---------- MATERIAL PROVIDED

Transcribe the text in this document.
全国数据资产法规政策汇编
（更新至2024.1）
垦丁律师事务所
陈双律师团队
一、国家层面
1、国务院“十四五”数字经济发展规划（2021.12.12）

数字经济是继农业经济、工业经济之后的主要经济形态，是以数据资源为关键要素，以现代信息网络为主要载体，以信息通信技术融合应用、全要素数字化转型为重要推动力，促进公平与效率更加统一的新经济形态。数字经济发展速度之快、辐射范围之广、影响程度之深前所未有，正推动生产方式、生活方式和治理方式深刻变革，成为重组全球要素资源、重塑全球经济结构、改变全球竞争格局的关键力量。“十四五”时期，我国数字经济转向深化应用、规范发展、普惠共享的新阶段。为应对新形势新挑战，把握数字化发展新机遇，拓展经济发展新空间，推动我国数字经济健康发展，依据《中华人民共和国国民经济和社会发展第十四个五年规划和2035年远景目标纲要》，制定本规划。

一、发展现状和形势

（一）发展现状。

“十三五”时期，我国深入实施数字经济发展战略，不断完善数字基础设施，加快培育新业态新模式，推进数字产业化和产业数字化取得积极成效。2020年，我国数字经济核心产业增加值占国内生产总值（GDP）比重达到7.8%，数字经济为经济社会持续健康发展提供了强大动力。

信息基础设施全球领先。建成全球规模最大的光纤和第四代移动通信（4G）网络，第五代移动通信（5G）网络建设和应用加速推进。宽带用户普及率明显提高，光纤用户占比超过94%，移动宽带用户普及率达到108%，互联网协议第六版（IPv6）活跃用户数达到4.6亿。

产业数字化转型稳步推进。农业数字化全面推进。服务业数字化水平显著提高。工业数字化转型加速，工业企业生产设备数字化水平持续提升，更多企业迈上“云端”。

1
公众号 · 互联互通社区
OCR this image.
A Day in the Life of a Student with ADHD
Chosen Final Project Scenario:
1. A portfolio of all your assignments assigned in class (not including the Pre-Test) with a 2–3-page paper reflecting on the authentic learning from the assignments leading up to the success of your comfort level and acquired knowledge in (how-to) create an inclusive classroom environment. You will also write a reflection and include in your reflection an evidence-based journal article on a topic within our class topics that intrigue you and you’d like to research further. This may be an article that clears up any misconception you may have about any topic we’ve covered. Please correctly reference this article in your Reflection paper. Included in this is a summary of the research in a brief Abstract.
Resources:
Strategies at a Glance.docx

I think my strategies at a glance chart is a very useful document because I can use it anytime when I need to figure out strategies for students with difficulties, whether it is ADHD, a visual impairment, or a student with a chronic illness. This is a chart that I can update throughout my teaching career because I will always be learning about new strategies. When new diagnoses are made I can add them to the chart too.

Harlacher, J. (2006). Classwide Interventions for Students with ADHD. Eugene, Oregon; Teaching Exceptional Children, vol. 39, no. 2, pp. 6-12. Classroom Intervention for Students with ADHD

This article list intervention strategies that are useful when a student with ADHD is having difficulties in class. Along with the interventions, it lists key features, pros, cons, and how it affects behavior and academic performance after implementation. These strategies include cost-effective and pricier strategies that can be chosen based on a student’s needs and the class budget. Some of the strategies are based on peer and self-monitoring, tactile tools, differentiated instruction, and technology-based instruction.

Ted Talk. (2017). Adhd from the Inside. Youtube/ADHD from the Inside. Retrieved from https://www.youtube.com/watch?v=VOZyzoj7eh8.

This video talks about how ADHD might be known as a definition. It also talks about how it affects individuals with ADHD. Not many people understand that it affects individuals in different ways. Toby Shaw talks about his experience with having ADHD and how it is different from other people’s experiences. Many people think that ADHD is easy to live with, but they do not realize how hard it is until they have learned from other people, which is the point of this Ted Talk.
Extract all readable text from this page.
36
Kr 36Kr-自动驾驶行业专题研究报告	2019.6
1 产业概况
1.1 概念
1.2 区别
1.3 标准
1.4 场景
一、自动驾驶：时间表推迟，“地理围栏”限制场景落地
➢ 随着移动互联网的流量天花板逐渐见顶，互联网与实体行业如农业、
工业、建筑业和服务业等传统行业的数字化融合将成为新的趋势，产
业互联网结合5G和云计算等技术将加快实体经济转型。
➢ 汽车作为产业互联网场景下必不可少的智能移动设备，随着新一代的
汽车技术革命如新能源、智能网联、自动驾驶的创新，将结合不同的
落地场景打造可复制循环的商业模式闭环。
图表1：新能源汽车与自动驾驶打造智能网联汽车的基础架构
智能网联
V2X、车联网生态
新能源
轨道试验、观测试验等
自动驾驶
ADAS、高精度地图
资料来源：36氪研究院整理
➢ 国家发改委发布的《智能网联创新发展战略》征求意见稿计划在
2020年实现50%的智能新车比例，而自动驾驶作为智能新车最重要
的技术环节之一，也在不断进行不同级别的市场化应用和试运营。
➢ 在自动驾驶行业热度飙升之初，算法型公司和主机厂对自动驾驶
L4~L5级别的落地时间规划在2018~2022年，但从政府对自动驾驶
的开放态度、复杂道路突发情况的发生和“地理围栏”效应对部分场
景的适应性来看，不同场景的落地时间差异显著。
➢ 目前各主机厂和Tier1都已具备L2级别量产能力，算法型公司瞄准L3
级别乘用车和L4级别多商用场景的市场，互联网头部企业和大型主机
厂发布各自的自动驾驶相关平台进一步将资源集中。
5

--------------------

## OBJECTIVE
Repeat the entries exactly, all of them.

## PROBLEM SOLUTION
Transcribe the text in this document.
全国数据资产法规政策汇编
（更新至2024.1）
垦丁律师事务所
陈双律师团队
一、国家层面
1、国务院“十四五”数字经济发展规划（2021.12.12）

数字经济是继农业经济、工业经济之后的主要经济形态，是以数据资源为关键要素，以现代信息网络为主要载体，以信息通信技术融合应用、全要素数字化转型为重要推动力，促进公平与效率更加统一的新经济形态。数字经济发展速度之快、辐射范围之广、影响程度之深前所未有，正推动生产方式、生活方式和治理方式深刻变革，成为重组全球要素资源、重塑全球经济结构、改变全球竞争格局的关键力量。“十四五”时期，我国数字经济转向深化应用、规范发展、普惠共享的新阶段。为应对新形势新挑战，把握数字化发展新机遇，拓展经济发展新空间，推动我国数字经济健康发展，依据《中华人民共和国国民经济和社会发展第十四个五年规划和2035年远景目标纲要》，制定本规划。

一、发展现状和形势

（一）发展现状。

“十三五”时期，我国深入实施数字经济发展战略，不断完善数字基础设施，加快培育新业态新模式，推进数字产业化和产业数字化取得积极成效。2020年，我国数字经济核心产业增加值占国内生产总值（GDP）比重达到7.8%，数字经济为经济社会持续健康发展提供了强大动力。

信息基础设施全球领先。建成全球规模最大的光纤和第四代移动通信（4G）网络，第五代移动通信（5G）网络建设和应用加速推进。宽带用户普及率明显提高，光纤用户占比超过94%，移动宽带用户普及率达到108%，互联网协议第六版（IPv6）活跃用户数达到4.6亿。

产业数字化转型稳步推进。农业数字化全面推进。服务业数字化水平显著提高。工业数字化转型加速，工业企业生产设备数字化水平持续提升，更多企业迈上“云端”。

1
公众号 · 互联互通社区
OCR this image.
A Day in the Life of a Student with ADHD
Chosen Final Project Scenario:
1. A portfolio of all your assignments assigned in class (not including the Pre-Test) with a 2–3-page paper reflecting on the authentic learning from the assignments leading up to the success of your comfort level and acquired knowledge in (how-to) create an inclusive classroom environment. You will also write a reflection and include in your reflection an evidence-based journal article on a topic within our class topics that intrigue you and you’d like to research further. This may be an article that clears up any misconception you may have about any topic we’ve covered. Please correctly reference this article in your Reflection paper. Included in this is a summary of the research in a brief Abstract.
Resources:
Strategies at a Glance.docx

I think my strategies at a glance chart is a very useful document because I can use it anytime when I need to figure out strategies for students with difficulties, whether it is ADHD, a visual impairment, or a student with a chronic illness. This is a chart that I can update throughout my teaching career because I will always be learning about new strategies. When new diagnoses are made I can add them to the chart too.

Harlacher, J. (2006). Classwide Interventions for Students with ADHD. Eugene, Oregon; Teaching Exceptional Children, vol. 39, no. 2, pp. 6-12. Classroom Intervention for Students with ADHD

This article list intervention strategies that are useful when a student with ADHD is having difficulties in class. Along with the interventions, it lists key features, pros, cons, and how it affects behavior and academic performance after implementation. These strategies include cost-effective and pricier strategies that can be chosen based on a student’s needs and the class budget. Some of the strategies are based on peer and self-monitoring, tactile tools, differentiated instruction, and technology-based instruction.

Ted Talk. (2017). Adhd from the Inside. Youtube/ADHD from the Inside. Retrieved from https://www.youtube.com/watch?v=VOZyzoj7eh8.

This video talks about how ADHD might be known as a definition. It also talks about how it affects individuals with ADHD. Not many people understand that it affects individuals in different ways. Toby Shaw talks about his experience with having ADHD and how it is different from other people’s experiences. Many people think that ADHD is easy to live with, but they do not realize how hard it is until they have learned from other people, which is the point of this Ted Talk.
Extract all readable text from this page.
36
Kr 36Kr-自动驾驶行业专题研究报告	2019.6
1 产业概况
1.1 概念
1.2 区别
1.3 标准
1.4 场景
一、自动驾驶：时间表推迟，“地理围栏”限制场景落地
➢ 随着移动互联网的流量天花板逐渐见顶，互联网与实体行业如农业、
工业、建筑业和服务业等传统行业的数字化融合将成为新的趋势，产
业互联网结合5G和云计算等技术将加快实体经济转型。
➢ 汽车作为产业互联网场景下必不可少的智能移动设备，随着新一代的
汽车技术革命如新能源、智能网联、自动驾驶的创新，将结合不同的
落地场景打造可复制循环的商业模式闭环。
图表1：新能源汽车与自动驾驶打造智能网联汽车的基础架构
智能网联
V2X、车联网生态
新能源
轨道试验、观测试验等
自动驾驶
ADAS、高精度地图
资料来源：36氪研究院整理
➢ 国家发改委发布的《智能网联创新发展战略》征求意见稿计划在
2020年实现50%的智能新车比例，而自动驾驶作为智能新车最重要
的技术环节之一，也在不断进行不同级别的市场化应用和试运营。
➢ 在自动驾驶行业热度飙升之初，算法型公司和主机厂对自动驾驶
L4~L5级别的落地时间规划在2018~2022年，但从政府对自动驾驶
的开放态度、复杂道路突发情况的发生和“地理围栏”效应对部分场
景的适应性来看，不同场景的落地时间差异显著。
➢ 目前各主机厂和Tier1都已具备L2级别量产能力，算法型公司瞄准L3
级别乘用车和L4级别多商用场景的市场，互联网头部企业和大型主机
厂发布各自的自动驾驶相关平台进一步将资源集中。
5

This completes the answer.